▶ Record set
#####

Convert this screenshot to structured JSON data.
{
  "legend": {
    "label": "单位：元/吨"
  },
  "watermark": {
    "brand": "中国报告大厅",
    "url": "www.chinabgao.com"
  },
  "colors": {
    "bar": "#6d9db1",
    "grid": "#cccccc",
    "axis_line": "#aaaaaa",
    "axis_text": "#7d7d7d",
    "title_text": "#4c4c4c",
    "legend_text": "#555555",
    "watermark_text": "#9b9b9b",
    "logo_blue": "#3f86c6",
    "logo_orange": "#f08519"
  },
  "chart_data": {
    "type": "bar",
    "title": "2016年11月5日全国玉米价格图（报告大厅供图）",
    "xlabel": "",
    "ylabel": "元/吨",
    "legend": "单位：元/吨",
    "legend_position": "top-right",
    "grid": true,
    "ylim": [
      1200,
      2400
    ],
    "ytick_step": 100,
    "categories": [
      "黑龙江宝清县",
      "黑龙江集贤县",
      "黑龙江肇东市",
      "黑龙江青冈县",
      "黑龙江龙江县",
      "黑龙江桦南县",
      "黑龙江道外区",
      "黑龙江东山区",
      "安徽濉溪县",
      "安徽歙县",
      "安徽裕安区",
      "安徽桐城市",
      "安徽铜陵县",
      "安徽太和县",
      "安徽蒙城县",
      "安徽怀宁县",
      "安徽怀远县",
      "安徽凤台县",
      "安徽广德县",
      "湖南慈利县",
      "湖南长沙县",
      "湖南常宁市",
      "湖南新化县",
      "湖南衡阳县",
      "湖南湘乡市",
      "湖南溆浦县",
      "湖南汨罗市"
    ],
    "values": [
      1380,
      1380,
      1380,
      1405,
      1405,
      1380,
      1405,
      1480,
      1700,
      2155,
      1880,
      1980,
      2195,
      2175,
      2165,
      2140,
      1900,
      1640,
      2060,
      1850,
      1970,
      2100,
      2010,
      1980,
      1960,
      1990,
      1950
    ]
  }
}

#####

▶ Problem to work on
Write out the whole listing exactly.

▶ Solution for this problem
Convert this screenshot to structured JSON data.
{
  "legend": {
    "label": "单位：元/吨"
  },
  "watermark": {
    "brand": "中国报告大厅",
    "url": "www.chinabgao.com"
  },
  "colors": {
    "bar": "#6d9db1",
    "grid": "#cccccc",
    "axis_line": "#aaaaaa",
    "axis_text": "#7d7d7d",
    "title_text": "#4c4c4c",
    "legend_text": "#555555",
    "watermark_text": "#9b9b9b",
    "logo_blue": "#3f86c6",
    "logo_orange": "#f08519"
  },
  "chart_data": {
    "type": "bar",
    "title": "2016年11月5日全国玉米价格图（报告大厅供图）",
    "xlabel": "",
    "ylabel": "元/吨",
    "legend": "单位：元/吨",
    "legend_position": "top-right",
    "grid": true,
    "ylim": [
      1200,
      2400
    ],
    "ytick_step": 100,
    "categories": [
      "黑龙江宝清县",
      "黑龙江集贤县",
      "黑龙江肇东市",
      "黑龙江青冈县",
      "黑龙江龙江县",
      "黑龙江桦南县",
      "黑龙江道外区",
      "黑龙江东山区",
      "安徽濉溪县",
      "安徽歙县",
      "安徽裕安区",
      "安徽桐城市",
      "安徽铜陵县",
      "安徽太和县",
      "安徽蒙城县",
      "安徽怀宁县",
      "安徽怀远县",
      "安徽凤台县",
      "安徽广德县",
      "湖南慈利县",
      "湖南长沙县",
      "湖南常宁市",
      "湖南新化县",
      "湖南衡阳县",
      "湖南湘乡市",
      "湖南溆浦县",
      "湖南汨罗市"
    ],
    "values": [
      1380,
      1380,
      1380,
      1405,
      1405,
      1380,
      1405,
      1480,
      1700,
      2155,
      1880,
      1980,
      2195,
      2175,
      2165,
      2140,
      1900,
      1640,
      2060,
      1850,
      1970,
      2100,
      2010,
      1980,
      1960,
      1990,
      1950
    ]
  }
}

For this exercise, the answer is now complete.